# Work to be completed
Go through the entries and transcribe each one exactly, dropping the pictures.

# Material supplied
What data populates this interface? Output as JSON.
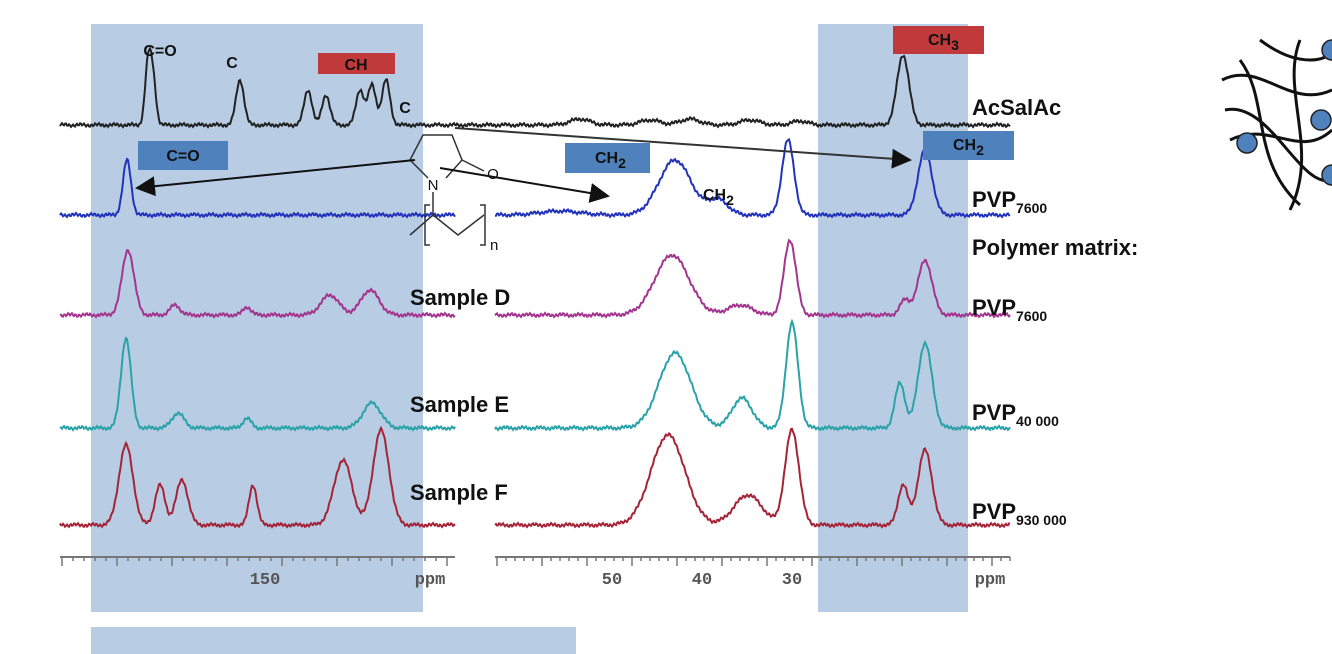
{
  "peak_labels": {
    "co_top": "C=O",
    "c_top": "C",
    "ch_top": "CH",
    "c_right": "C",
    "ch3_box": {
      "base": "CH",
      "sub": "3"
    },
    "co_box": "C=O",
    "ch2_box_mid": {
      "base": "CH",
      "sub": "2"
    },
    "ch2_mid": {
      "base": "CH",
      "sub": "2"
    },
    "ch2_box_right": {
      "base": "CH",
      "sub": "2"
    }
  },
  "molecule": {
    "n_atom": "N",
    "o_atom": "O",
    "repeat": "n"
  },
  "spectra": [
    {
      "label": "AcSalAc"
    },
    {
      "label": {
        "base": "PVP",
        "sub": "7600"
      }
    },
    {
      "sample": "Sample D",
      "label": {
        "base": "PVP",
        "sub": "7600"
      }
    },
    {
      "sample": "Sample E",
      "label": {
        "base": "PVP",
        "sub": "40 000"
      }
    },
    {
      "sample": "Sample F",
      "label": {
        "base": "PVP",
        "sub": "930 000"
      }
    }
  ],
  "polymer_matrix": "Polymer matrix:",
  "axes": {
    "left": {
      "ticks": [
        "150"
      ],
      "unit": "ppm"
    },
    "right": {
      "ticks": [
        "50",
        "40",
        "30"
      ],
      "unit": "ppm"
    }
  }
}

# Finished answer
What data populates this interface? Output as JSON.
{
  "peak_labels": {
    "co_top": "C=O",
    "c_top": "C",
    "ch_top": "CH",
    "c_right": "C",
    "ch3_box": {
      "base": "CH",
      "sub": "3"
    },
    "co_box": "C=O",
    "ch2_box_mid": {
      "base": "CH",
      "sub": "2"
    },
    "ch2_mid": {
      "base": "CH",
      "sub": "2"
    },
    "ch2_box_right": {
      "base": "CH",
      "sub": "2"
    }
  },
  "molecule": {
    "n_atom": "N",
    "o_atom": "O",
    "repeat": "n"
  },
  "spectra": [
    {
      "label": "AcSalAc"
    },
    {
      "label": {
        "base": "PVP",
        "sub": "7600"
      }
    },
    {
      "sample": "Sample D",
      "label": {
        "base": "PVP",
        "sub": "7600"
      }
    },
    {
      "sample": "Sample E",
      "label": {
        "base": "PVP",
        "sub": "40 000"
      }
    },
    {
      "sample": "Sample F",
      "label": {
        "base": "PVP",
        "sub": "930 000"
      }
    }
  ],
  "polymer_matrix": "Polymer matrix:",
  "axes": {
    "left": {
      "ticks": [
        "150"
      ],
      "unit": "ppm"
    },
    "right": {
      "ticks": [
        "50",
        "40",
        "30"
      ],
      "unit": "ppm"
    }
  }
}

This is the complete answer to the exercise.